• _Goal_:
Write the records out again, keeping each line exactly as it is.

• _Record set_:
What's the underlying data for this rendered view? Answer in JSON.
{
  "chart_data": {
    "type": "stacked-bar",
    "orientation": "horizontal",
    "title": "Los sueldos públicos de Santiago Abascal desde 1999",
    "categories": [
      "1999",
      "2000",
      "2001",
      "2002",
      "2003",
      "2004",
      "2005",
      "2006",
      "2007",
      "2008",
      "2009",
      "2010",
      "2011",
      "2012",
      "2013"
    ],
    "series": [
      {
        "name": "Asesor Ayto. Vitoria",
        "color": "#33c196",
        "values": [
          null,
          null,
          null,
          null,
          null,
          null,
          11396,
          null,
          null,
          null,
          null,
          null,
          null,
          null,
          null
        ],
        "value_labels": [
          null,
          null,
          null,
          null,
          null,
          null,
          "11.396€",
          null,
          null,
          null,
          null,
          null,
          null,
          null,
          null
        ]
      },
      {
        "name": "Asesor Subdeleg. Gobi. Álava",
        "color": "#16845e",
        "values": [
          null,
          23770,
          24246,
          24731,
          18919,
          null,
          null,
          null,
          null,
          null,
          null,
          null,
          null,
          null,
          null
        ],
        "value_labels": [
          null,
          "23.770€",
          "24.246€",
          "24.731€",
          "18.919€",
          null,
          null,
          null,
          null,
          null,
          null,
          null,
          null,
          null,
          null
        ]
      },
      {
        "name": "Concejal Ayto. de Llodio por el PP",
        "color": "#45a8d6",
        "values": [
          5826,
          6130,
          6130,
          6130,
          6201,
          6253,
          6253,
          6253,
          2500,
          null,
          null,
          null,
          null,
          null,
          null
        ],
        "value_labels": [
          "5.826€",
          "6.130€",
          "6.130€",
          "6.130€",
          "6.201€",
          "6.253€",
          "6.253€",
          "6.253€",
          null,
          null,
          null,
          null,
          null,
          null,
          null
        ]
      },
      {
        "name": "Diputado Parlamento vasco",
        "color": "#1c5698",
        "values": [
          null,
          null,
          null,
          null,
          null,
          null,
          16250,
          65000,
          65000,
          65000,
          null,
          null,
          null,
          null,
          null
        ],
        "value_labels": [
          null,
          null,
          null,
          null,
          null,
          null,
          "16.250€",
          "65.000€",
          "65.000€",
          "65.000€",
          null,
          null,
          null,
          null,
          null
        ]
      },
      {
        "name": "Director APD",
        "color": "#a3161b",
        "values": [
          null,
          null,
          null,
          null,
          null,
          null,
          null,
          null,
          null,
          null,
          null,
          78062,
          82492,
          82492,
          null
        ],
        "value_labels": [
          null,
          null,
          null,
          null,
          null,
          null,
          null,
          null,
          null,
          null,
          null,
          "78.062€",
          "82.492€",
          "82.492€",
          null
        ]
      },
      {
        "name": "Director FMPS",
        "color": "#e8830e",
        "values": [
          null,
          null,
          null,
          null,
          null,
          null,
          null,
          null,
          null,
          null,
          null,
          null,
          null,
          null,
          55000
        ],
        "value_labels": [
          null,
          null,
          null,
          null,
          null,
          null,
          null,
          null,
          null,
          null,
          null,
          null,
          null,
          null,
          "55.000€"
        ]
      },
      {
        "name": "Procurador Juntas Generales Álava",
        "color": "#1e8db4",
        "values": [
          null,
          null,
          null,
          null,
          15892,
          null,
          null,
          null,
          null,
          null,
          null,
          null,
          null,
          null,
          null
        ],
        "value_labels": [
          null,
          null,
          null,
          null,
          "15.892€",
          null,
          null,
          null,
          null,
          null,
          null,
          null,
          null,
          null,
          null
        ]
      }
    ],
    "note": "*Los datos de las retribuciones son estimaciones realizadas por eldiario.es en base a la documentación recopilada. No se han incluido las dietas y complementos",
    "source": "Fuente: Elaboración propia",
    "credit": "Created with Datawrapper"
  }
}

• _Finished answer_:
What's the underlying data for this rendered view? Answer in JSON.
{
  "chart_data": {
    "type": "stacked-bar",
    "orientation": "horizontal",
    "title": "Los sueldos públicos de Santiago Abascal desde 1999",
    "categories": [
      "1999",
      "2000",
      "2001",
      "2002",
      "2003",
      "2004",
      "2005",
      "2006",
      "2007",
      "2008",
      "2009",
      "2010",
      "2011",
      "2012",
      "2013"
    ],
    "series": [
      {
        "name": "Asesor Ayto. Vitoria",
        "color": "#33c196",
        "values": [
          null,
          null,
          null,
          null,
          null,
          null,
          11396,
          null,
          null,
          null,
          null,
          null,
          null,
          null,
          null
        ],
        "value_labels": [
          null,
          null,
          null,
          null,
          null,
          null,
          "11.396€",
          null,
          null,
          null,
          null,
          null,
          null,
          null,
          null
        ]
      },
      {
        "name": "Asesor Subdeleg. Gobi. Álava",
        "color": "#16845e",
        "values": [
          null,
          23770,
          24246,
          24731,
          18919,
          null,
          null,
          null,
          null,
          null,
          null,
          null,
          null,
          null,
          null
        ],
        "value_labels": [
          null,
          "23.770€",
          "24.246€",
          "24.731€",
          "18.919€",
          null,
          null,
          null,
          null,
          null,
          null,
          null,
          null,
          null,
          null
        ]
      },
      {
        "name": "Concejal Ayto. de Llodio por el PP",
        "color": "#45a8d6",
        "values": [
          5826,
          6130,
          6130,
          6130,
          6201,
          6253,
          6253,
          6253,
          2500,
          null,
          null,
          null,
          null,
          null,
          null
        ],
        "value_labels": [
          "5.826€",
          "6.130€",
          "6.130€",
          "6.130€",
          "6.201€",
          "6.253€",
          "6.253€",
          "6.253€",
          null,
          null,
          null,
          null,
          null,
          null,
          null
        ]
      },
      {
        "name": "Diputado Parlamento vasco",
        "color": "#1c5698",
        "values": [
          null,
          null,
          null,
          null,
          null,
          null,
          16250,
          65000,
          65000,
          65000,
          null,
          null,
          null,
          null,
          null
        ],
        "value_labels": [
          null,
          null,
          null,
          null,
          null,
          null,
          "16.250€",
          "65.000€",
          "65.000€",
          "65.000€",
          null,
          null,
          null,
          null,
          null
        ]
      },
      {
        "name": "Director APD",
        "color": "#a3161b",
        "values": [
          null,
          null,
          null,
          null,
          null,
          null,
          null,
          null,
          null,
          null,
          null,
          78062,
          82492,
          82492,
          null
        ],
        "value_labels": [
          null,
          null,
          null,
          null,
          null,
          null,
          null,
          null,
          null,
          null,
          null,
          "78.062€",
          "82.492€",
          "82.492€",
          null
        ]
      },
      {
        "name": "Director FMPS",
        "color": "#e8830e",
        "values": [
          null,
          null,
          null,
          null,
          null,
          null,
          null,
          null,
          null,
          null,
          null,
          null,
          null,
          null,
          55000
        ],
        "value_labels": [
          null,
          null,
          null,
          null,
          null,
          null,
          null,
          null,
          null,
          null,
          null,
          null,
          null,
          null,
          "55.000€"
        ]
      },
      {
        "name": "Procurador Juntas Generales Álava",
        "color": "#1e8db4",
        "values": [
          null,
          null,
          null,
          null,
          15892,
          null,
          null,
          null,
          null,
          null,
          null,
          null,
          null,
          null,
          null
        ],
        "value_labels": [
          null,
          null,
          null,
          null,
          "15.892€",
          null,
          null,
          null,
          null,
          null,
          null,
          null,
          null,
          null,
          null
        ]
      }
    ],
    "note": "*Los datos de las retribuciones son estimaciones realizadas por eldiario.es en base a la documentación recopilada. No se han incluido las dietas y complementos",
    "source": "Fuente: Elaboración propia",
    "credit": "Created with Datawrapper"
  }
}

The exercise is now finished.